Stored data:
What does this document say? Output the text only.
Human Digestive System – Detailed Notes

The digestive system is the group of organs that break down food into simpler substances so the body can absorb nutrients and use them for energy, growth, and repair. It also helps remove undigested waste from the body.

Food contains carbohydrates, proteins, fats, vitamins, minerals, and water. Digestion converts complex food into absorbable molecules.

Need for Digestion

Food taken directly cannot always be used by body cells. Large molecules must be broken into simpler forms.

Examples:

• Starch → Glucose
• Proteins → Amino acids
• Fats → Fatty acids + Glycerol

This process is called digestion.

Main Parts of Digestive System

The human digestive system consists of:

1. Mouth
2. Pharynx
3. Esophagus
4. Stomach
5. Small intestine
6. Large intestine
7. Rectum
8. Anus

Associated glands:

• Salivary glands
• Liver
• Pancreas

--

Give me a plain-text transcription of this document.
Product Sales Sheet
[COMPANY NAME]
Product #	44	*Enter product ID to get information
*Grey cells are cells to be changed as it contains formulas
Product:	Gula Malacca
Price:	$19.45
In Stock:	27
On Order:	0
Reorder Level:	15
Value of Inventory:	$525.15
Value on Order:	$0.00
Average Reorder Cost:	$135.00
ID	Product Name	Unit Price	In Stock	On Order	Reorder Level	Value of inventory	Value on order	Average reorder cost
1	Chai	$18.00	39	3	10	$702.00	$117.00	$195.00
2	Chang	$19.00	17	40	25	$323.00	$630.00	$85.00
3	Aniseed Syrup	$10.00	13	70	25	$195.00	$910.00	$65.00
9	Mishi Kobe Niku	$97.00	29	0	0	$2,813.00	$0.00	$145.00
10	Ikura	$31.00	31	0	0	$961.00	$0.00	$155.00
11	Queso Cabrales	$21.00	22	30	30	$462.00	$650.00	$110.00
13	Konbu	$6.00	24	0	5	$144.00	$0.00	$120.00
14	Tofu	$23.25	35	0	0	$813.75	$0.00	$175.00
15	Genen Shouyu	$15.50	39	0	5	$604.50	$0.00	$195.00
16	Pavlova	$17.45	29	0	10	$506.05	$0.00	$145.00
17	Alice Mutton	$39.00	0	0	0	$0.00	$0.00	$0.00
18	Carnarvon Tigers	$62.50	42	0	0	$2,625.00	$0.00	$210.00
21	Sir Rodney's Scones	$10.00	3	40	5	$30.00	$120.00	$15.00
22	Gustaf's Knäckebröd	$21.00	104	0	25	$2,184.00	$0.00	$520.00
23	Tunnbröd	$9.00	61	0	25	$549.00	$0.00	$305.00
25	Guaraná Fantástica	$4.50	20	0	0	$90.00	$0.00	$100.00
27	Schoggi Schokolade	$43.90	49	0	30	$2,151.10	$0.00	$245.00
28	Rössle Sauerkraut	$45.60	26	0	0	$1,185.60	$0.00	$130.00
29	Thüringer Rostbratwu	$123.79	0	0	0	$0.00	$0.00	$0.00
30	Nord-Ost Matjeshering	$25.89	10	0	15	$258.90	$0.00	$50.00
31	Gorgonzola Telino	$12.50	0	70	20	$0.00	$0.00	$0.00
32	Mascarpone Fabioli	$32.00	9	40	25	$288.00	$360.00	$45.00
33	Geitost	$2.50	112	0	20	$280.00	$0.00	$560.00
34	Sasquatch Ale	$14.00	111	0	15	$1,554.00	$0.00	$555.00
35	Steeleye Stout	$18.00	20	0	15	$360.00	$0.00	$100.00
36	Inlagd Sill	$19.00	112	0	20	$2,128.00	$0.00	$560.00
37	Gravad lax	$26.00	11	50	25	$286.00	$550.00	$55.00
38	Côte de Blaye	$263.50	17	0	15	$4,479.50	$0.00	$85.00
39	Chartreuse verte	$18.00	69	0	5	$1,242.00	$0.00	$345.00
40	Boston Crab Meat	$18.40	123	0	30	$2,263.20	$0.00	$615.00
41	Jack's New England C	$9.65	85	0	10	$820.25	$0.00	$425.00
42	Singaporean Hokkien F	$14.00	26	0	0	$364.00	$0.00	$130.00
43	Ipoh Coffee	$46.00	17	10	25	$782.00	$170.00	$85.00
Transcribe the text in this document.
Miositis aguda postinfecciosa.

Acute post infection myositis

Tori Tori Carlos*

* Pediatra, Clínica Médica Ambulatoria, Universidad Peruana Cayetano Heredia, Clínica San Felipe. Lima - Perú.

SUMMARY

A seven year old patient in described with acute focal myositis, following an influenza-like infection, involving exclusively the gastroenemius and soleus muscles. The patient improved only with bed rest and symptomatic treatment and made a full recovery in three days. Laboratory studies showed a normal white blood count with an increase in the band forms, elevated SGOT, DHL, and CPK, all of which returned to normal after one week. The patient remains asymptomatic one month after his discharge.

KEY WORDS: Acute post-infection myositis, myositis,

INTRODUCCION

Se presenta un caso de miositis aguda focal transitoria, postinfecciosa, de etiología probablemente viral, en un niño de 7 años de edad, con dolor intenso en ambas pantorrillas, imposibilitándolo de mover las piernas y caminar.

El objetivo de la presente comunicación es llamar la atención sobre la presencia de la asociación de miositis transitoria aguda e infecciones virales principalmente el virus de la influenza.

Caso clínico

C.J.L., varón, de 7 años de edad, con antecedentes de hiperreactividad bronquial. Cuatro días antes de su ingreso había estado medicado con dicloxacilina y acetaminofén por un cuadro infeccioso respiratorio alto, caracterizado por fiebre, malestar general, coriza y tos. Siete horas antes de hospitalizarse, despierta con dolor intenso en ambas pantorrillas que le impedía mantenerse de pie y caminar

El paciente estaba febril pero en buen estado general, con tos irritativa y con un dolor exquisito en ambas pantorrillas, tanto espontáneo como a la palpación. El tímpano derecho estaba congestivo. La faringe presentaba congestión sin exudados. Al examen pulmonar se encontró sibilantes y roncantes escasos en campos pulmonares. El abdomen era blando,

DIRECTIONS FOR THIS TASK: Across the records, how many lines contain "ambas"? Only the number should be given.

ANSWER BOX: 3